— Directive —
Repeat what the lines below say, word for word, and skip every image.

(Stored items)
========================================================================

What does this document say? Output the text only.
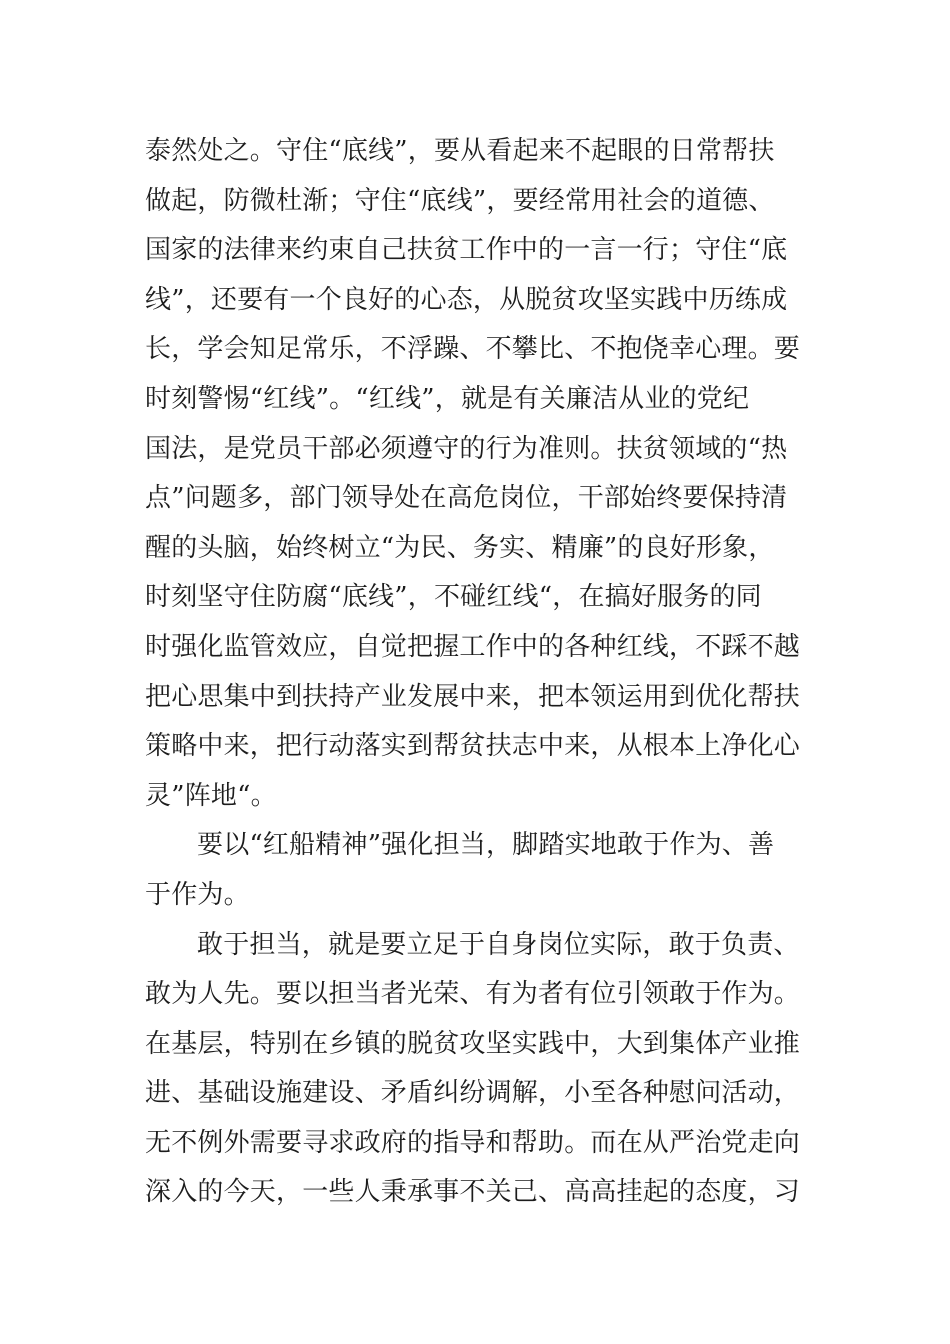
泰然处之。守住“底线”，要从看起来不起眼的日常帮扶
做起，防微杜渐；守住“底线”，要经常用社会的道德、
国家的法律来约束自己扶贫工作中的一言一行；守住“底
线”，还要有一个良好的心态，从脱贫攻坚实践中历练成
长，学会知足常乐，不浮躁、不攀比、不抱侥幸心理。要
时刻警惕“红线”。“红线”，就是有关廉洁从业的党纪
国法，是党员干部必须遵守的行为准则。扶贫领域的“热
点”问题多，部门领导处在高危岗位，干部始终要保持清
醒的头脑，始终树立“为民、务实、精廉”的良好形象，
时刻坚守住防腐“底线”，不碰红线“，在搞好服务的同
时强化监管效应，自觉把握工作中的各种红线，不踩不越
把心思集中到扶持产业发展中来，把本领运用到优化帮扶
策略中来，把行动落实到帮贫扶志中来，从根本上净化心
灵”阵地“。
要以“红船精神”强化担当，脚踏实地敢于作为、善
于作为。
敢于担当，就是要立足于自身岗位实际，敢于负责、
敢为人先。要以担当者光荣、有为者有位引领敢于作为。
在基层，特别在乡镇的脱贫攻坚实践中，大到集体产业推
进、基础设施建设、矛盾纠纷调解，小至各种慰问活动，
无不例外需要寻求政府的指导和帮助。而在从严治党走向
深入的今天，一些人秉承事不关己、高高挂起的态度，习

========================================================================

— Written response —
What does this document say? Output the text only.
泰然处之。守住“底线”，要从看起来不起眼的日常帮扶
做起，防微杜渐；守住“底线”，要经常用社会的道德、
国家的法律来约束自己扶贫工作中的一言一行；守住“底
线”，还要有一个良好的心态，从脱贫攻坚实践中历练成
长，学会知足常乐，不浮躁、不攀比、不抱侥幸心理。要
时刻警惕“红线”。“红线”，就是有关廉洁从业的党纪
国法，是党员干部必须遵守的行为准则。扶贫领域的“热
点”问题多，部门领导处在高危岗位，干部始终要保持清
醒的头脑，始终树立“为民、务实、精廉”的良好形象，
时刻坚守住防腐“底线”，不碰红线“，在搞好服务的同
时强化监管效应，自觉把握工作中的各种红线，不踩不越
把心思集中到扶持产业发展中来，把本领运用到优化帮扶
策略中来，把行动落实到帮贫扶志中来，从根本上净化心
灵”阵地“。
要以“红船精神”强化担当，脚踏实地敢于作为、善
于作为。
敢于担当，就是要立足于自身岗位实际，敢于负责、
敢为人先。要以担当者光荣、有为者有位引领敢于作为。
在基层，特别在乡镇的脱贫攻坚实践中，大到集体产业推
进、基础设施建设、矛盾纠纷调解，小至各种慰问活动，
无不例外需要寻求政府的指导和帮助。而在从严治党走向
深入的今天，一些人秉承事不关己、高高挂起的态度，习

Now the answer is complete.